What is asked:
Your task is to print the material below exactly as presented.

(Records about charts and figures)
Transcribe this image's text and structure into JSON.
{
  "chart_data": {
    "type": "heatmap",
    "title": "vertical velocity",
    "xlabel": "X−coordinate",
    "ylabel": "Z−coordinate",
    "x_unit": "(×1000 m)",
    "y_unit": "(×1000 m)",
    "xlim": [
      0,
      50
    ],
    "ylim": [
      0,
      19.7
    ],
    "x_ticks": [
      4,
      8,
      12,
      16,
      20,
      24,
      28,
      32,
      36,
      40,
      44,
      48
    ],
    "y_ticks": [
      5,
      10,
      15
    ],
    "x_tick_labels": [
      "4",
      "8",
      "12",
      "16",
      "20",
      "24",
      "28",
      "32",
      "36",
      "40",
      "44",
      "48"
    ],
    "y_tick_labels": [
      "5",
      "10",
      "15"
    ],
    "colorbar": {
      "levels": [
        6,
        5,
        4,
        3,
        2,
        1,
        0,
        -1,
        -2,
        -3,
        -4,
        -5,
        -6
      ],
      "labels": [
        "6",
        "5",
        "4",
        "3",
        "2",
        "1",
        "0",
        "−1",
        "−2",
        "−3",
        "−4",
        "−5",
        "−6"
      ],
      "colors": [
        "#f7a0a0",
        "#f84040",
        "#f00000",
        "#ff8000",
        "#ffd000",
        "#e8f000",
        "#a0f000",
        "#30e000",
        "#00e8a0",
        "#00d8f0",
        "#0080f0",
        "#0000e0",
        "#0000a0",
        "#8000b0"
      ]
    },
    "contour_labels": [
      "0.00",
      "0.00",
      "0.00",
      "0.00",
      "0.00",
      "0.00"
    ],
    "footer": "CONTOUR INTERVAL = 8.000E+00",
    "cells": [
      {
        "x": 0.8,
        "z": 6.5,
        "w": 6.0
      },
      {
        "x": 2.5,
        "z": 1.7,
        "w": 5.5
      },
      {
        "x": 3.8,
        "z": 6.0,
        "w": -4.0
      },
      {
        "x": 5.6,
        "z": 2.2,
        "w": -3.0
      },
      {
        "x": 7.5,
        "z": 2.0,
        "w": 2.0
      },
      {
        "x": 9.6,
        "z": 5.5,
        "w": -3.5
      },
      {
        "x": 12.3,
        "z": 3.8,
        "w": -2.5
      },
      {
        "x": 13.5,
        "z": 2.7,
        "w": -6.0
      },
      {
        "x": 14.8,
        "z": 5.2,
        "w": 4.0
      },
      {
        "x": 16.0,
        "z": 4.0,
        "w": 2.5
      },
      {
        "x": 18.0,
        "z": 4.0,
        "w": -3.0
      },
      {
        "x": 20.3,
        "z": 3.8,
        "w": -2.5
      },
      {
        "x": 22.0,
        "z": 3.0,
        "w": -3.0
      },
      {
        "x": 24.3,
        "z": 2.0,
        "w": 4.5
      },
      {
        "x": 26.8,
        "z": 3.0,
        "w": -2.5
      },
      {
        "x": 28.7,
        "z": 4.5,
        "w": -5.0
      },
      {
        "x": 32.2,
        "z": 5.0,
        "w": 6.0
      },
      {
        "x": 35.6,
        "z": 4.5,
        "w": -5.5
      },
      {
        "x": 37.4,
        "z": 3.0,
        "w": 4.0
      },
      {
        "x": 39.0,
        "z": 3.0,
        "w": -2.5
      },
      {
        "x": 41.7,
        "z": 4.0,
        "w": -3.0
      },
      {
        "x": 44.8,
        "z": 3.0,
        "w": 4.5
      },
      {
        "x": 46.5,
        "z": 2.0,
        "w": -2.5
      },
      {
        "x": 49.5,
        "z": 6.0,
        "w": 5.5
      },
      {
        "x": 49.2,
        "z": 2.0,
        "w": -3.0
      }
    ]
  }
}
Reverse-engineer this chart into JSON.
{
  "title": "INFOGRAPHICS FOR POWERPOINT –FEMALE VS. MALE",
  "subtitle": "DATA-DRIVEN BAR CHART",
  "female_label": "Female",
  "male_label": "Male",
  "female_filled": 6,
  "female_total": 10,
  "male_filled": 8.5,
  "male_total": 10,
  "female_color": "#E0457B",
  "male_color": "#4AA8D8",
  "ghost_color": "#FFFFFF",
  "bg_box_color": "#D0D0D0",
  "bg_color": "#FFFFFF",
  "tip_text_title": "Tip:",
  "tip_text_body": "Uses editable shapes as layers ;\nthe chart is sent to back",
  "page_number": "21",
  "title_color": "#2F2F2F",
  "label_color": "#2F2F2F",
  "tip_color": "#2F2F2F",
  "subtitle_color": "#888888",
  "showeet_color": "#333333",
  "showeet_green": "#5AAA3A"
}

Written reply:
Transcribe this image's text and structure into JSON.
{
  "chart_data": {
    "type": "heatmap",
    "title": "vertical velocity",
    "xlabel": "X−coordinate",
    "ylabel": "Z−coordinate",
    "x_unit": "(×1000 m)",
    "y_unit": "(×1000 m)",
    "xlim": [
      0,
      50
    ],
    "ylim": [
      0,
      19.7
    ],
    "x_ticks": [
      4,
      8,
      12,
      16,
      20,
      24,
      28,
      32,
      36,
      40,
      44,
      48
    ],
    "y_ticks": [
      5,
      10,
      15
    ],
    "x_tick_labels": [
      "4",
      "8",
      "12",
      "16",
      "20",
      "24",
      "28",
      "32",
      "36",
      "40",
      "44",
      "48"
    ],
    "y_tick_labels": [
      "5",
      "10",
      "15"
    ],
    "colorbar": {
      "levels": [
        6,
        5,
        4,
        3,
        2,
        1,
        0,
        -1,
        -2,
        -3,
        -4,
        -5,
        -6
      ],
      "labels": [
        "6",
        "5",
        "4",
        "3",
        "2",
        "1",
        "0",
        "−1",
        "−2",
        "−3",
        "−4",
        "−5",
        "−6"
      ],
      "colors": [
        "#f7a0a0",
        "#f84040",
        "#f00000",
        "#ff8000",
        "#ffd000",
        "#e8f000",
        "#a0f000",
        "#30e000",
        "#00e8a0",
        "#00d8f0",
        "#0080f0",
        "#0000e0",
        "#0000a0",
        "#8000b0"
      ]
    },
    "contour_labels": [
      "0.00",
      "0.00",
      "0.00",
      "0.00",
      "0.00",
      "0.00"
    ],
    "footer": "CONTOUR INTERVAL = 8.000E+00",
    "cells": [
      {
        "x": 0.8,
        "z": 6.5,
        "w": 6.0
      },
      {
        "x": 2.5,
        "z": 1.7,
        "w": 5.5
      },
      {
        "x": 3.8,
        "z": 6.0,
        "w": -4.0
      },
      {
        "x": 5.6,
        "z": 2.2,
        "w": -3.0
      },
      {
        "x": 7.5,
        "z": 2.0,
        "w": 2.0
      },
      {
        "x": 9.6,
        "z": 5.5,
        "w": -3.5
      },
      {
        "x": 12.3,
        "z": 3.8,
        "w": -2.5
      },
      {
        "x": 13.5,
        "z": 2.7,
        "w": -6.0
      },
      {
        "x": 14.8,
        "z": 5.2,
        "w": 4.0
      },
      {
        "x": 16.0,
        "z": 4.0,
        "w": 2.5
      },
      {
        "x": 18.0,
        "z": 4.0,
        "w": -3.0
      },
      {
        "x": 20.3,
        "z": 3.8,
        "w": -2.5
      },
      {
        "x": 22.0,
        "z": 3.0,
        "w": -3.0
      },
      {
        "x": 24.3,
        "z": 2.0,
        "w": 4.5
      },
      {
        "x": 26.8,
        "z": 3.0,
        "w": -2.5
      },
      {
        "x": 28.7,
        "z": 4.5,
        "w": -5.0
      },
      {
        "x": 32.2,
        "z": 5.0,
        "w": 6.0
      },
      {
        "x": 35.6,
        "z": 4.5,
        "w": -5.5
      },
      {
        "x": 37.4,
        "z": 3.0,
        "w": 4.0
      },
      {
        "x": 39.0,
        "z": 3.0,
        "w": -2.5
      },
      {
        "x": 41.7,
        "z": 4.0,
        "w": -3.0
      },
      {
        "x": 44.8,
        "z": 3.0,
        "w": 4.5
      },
      {
        "x": 46.5,
        "z": 2.0,
        "w": -2.5
      },
      {
        "x": 49.5,
        "z": 6.0,
        "w": 5.5
      },
      {
        "x": 49.2,
        "z": 2.0,
        "w": -3.0
      }
    ]
  }
}
Reverse-engineer this chart into JSON.
{
  "title": "INFOGRAPHICS FOR POWERPOINT –FEMALE VS. MALE",
  "subtitle": "DATA-DRIVEN BAR CHART",
  "female_label": "Female",
  "male_label": "Male",
  "female_filled": 6,
  "female_total": 10,
  "male_filled": 8.5,
  "male_total": 10,
  "female_color": "#E0457B",
  "male_color": "#4AA8D8",
  "ghost_color": "#FFFFFF",
  "bg_box_color": "#D0D0D0",
  "bg_color": "#FFFFFF",
  "tip_text_title": "Tip:",
  "tip_text_body": "Uses editable shapes as layers ;\nthe chart is sent to back",
  "page_number": "21",
  "title_color": "#2F2F2F",
  "label_color": "#2F2F2F",
  "tip_color": "#2F2F2F",
  "subtitle_color": "#888888",
  "showeet_color": "#333333",
  "showeet_green": "#5AAA3A"
}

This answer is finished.